◆ **Testo dato**
Nota: esiste una versione precedente del film (chiamiamola director's cut), mai uscita nelle sale cinematografiche americane, nella quale la parte di Lauren Bacall era considerevolmente meno ampia. In seguito alla crescente popolarità della diva e alla sua love story con Bogey, i produttori decisero infatti di aumentare il suo spazio sullo schermo e Hawks fu costretto a rigirare intere sequenze (compreso il finale), sacrificando una scena in cui Marlowe ricapitolava tutta la vicenda a beneficio del procuratore generale (e degli spettatori!).

Morirai a mezzanotte (A. Mann, 1947)

Morirai a mezzanotte (Desperate)
di Anthony Mann – USA 1947
con Steve Brodie, Audrey Long
*1/2

Visto in DVD, con Marisa.

Un camionista, reduce di guerra e fresco di nozze, viene coinvolto da una banda di criminali in una rapina che va male (viene ucciso un poliziotto). I gangster vorrebbero che si accollasse tutta la colpa dell'accaduto per salvare uno dei loro uomini che rischia la sedia elettrica, ma lui preferisce una disperata fuga in compagnia della moglie. Un noir piuttosto ordinario e non molto interessante, nel quale sono da ricordare giusto un convincente Raymond Burr nei panni del cattivo e il gioco di sguardi incrociati nel finale, quando il protagonista e il gangster attendono la mezzanotte (l'ora in cui il secondo ha minacciato di uccidere il primo, come dice il titolo italiano), che sembra anticipare alcune sequenze di Sergio Leone. In quegli anni, sui temi del destino e della fuga, erano usciti film molto più interessanti (a partire da "Detour" di Ulmer). È uno dei rarissimi ruoli da protagonista per Brodie, caratterista confinato di solito in ruoli di contorno. Curiosità: il detective Ferrari è interpretato da Jason Robards Sr., padre del più noto Robards Jr.

◆ **Consegna A**
Restituisci il passo del testo dato che va da "Nota: esiste una" giù fino a "(A. Mann, 1947)", copiandolo senza alcuna modifica.
◆ **Consegna B**
Elenca tutti i registi nominati nel testo dato.

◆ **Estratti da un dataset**
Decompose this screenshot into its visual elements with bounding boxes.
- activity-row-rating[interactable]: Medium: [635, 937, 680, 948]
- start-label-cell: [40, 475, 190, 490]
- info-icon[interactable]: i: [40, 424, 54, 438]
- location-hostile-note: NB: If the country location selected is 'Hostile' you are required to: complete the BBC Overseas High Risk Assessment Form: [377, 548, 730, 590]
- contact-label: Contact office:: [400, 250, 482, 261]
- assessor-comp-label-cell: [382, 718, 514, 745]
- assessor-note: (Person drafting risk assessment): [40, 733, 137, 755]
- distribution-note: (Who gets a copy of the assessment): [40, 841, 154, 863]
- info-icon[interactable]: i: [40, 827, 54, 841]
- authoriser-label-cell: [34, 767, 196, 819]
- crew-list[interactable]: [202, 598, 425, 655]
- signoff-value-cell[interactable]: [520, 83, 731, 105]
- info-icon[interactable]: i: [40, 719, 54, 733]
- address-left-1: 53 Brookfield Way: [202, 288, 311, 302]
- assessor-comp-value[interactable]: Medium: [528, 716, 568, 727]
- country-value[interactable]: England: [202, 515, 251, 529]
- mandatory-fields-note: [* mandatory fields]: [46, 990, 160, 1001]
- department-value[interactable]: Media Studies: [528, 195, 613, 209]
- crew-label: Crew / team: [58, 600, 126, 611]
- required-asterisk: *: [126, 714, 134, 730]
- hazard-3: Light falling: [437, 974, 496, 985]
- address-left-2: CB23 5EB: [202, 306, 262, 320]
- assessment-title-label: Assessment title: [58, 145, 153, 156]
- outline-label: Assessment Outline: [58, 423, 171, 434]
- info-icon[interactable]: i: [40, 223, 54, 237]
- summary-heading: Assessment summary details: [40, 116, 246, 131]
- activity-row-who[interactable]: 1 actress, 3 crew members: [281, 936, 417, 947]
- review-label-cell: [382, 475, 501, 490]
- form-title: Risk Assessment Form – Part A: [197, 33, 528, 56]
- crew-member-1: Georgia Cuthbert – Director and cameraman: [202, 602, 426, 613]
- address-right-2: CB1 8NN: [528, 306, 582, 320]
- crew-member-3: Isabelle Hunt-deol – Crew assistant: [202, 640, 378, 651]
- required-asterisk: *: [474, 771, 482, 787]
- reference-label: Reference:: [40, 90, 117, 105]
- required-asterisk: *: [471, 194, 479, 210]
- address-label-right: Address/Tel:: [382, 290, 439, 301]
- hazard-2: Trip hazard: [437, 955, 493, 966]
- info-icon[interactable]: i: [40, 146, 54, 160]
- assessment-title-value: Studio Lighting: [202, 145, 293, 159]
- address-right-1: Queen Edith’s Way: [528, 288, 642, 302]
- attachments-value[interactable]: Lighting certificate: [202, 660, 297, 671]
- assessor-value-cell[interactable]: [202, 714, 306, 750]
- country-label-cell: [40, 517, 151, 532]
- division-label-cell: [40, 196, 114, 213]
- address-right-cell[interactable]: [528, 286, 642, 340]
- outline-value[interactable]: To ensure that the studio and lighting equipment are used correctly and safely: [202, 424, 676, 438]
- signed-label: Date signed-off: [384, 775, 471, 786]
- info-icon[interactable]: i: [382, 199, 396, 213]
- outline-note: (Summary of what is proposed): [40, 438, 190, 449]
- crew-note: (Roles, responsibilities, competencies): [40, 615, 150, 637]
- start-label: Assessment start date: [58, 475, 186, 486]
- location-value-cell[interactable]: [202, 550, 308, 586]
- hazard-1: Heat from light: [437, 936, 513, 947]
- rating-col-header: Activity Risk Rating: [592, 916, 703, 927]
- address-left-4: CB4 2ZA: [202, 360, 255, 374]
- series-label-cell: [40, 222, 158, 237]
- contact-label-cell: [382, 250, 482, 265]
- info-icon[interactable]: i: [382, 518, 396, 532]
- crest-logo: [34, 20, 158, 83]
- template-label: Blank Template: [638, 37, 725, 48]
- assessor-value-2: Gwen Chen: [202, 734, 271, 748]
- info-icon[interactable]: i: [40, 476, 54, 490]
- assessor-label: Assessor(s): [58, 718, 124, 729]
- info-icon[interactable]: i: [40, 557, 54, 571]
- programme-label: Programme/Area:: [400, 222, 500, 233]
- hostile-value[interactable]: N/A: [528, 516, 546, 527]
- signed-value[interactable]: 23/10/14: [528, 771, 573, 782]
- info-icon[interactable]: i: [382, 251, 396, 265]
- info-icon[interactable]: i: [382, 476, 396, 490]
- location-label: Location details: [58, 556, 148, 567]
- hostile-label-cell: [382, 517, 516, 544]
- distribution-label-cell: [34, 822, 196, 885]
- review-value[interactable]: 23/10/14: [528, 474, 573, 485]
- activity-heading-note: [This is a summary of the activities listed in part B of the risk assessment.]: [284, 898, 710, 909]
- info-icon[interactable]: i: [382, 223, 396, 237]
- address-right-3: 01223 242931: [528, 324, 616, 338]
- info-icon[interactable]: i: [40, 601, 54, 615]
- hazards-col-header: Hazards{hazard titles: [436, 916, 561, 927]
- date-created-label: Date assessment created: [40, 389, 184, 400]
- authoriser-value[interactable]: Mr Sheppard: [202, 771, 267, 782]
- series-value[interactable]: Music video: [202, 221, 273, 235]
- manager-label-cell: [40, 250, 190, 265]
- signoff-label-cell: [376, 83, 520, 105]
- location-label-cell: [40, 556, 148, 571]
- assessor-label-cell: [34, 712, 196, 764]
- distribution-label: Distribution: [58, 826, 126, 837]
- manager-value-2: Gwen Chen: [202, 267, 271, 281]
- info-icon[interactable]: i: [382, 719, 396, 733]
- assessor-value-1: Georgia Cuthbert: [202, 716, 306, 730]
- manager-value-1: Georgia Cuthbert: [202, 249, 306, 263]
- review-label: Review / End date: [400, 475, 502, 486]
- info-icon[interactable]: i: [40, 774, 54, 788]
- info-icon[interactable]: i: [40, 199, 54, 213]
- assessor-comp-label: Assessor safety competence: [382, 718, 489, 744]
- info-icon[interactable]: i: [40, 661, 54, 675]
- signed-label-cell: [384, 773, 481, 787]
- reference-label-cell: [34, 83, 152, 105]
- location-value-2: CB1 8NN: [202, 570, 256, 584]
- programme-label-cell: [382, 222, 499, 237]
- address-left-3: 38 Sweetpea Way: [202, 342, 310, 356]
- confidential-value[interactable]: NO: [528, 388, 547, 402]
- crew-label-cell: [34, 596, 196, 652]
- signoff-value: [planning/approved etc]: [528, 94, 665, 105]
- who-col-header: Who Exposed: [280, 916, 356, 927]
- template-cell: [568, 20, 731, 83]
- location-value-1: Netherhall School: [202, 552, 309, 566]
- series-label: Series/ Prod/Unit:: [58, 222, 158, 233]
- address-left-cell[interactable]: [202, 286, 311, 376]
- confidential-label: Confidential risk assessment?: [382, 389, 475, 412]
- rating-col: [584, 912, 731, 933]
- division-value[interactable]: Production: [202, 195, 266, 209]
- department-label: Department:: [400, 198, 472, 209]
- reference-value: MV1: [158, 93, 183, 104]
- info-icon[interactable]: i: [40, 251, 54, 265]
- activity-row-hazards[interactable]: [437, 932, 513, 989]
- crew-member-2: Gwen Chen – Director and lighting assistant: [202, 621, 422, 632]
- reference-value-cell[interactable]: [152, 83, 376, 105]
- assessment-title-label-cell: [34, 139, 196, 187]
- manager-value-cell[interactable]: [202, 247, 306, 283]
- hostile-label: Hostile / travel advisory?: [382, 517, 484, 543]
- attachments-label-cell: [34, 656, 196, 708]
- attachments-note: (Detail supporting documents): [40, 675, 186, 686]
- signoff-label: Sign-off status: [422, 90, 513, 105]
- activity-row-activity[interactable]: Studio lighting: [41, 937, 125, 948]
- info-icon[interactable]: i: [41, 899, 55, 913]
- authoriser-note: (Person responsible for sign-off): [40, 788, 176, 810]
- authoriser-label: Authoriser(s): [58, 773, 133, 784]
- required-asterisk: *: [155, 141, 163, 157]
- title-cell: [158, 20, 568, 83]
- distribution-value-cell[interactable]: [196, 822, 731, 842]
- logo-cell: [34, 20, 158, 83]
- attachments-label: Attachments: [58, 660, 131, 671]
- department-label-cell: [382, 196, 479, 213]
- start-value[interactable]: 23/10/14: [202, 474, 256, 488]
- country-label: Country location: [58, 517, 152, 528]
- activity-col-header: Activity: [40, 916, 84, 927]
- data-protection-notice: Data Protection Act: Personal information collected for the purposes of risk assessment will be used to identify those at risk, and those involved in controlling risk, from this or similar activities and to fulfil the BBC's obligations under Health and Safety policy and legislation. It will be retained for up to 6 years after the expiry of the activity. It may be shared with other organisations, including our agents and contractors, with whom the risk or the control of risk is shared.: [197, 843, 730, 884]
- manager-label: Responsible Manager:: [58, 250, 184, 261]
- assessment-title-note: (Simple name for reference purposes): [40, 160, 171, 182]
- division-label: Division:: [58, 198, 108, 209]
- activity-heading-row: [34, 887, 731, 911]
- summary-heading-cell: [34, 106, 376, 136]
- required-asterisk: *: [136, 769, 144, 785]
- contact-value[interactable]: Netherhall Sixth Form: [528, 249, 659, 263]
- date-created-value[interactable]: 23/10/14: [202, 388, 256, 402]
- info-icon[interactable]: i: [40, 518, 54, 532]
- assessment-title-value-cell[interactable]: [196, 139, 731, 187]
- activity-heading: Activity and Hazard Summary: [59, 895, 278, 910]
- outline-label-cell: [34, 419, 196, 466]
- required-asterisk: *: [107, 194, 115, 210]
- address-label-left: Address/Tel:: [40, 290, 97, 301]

◆ **Soluzione A**
Nota: esiste una versione precedente del film (chiamiamola director's cut), mai uscita nelle sale cinematografiche americane, nella quale la parte di Lauren Bacall era considerevolmente meno ampia. In seguito alla crescente popolarità della diva e alla sua love story con Bogey, i produttori decisero infatti di aumentare il suo spazio sullo schermo e Hawks fu costretto a rigirare intere sequenze (compreso il finale), sacrificando una scena in cui Marlowe ricapitolava tutta la vicenda a beneficio del procuratore generale (e degli spettatori!).

Morirai a mezzanotte (A. Mann, 1947)

◆ **Soluzione B**
Hawks
Anthony Mann
Sergio Leone
Ulmer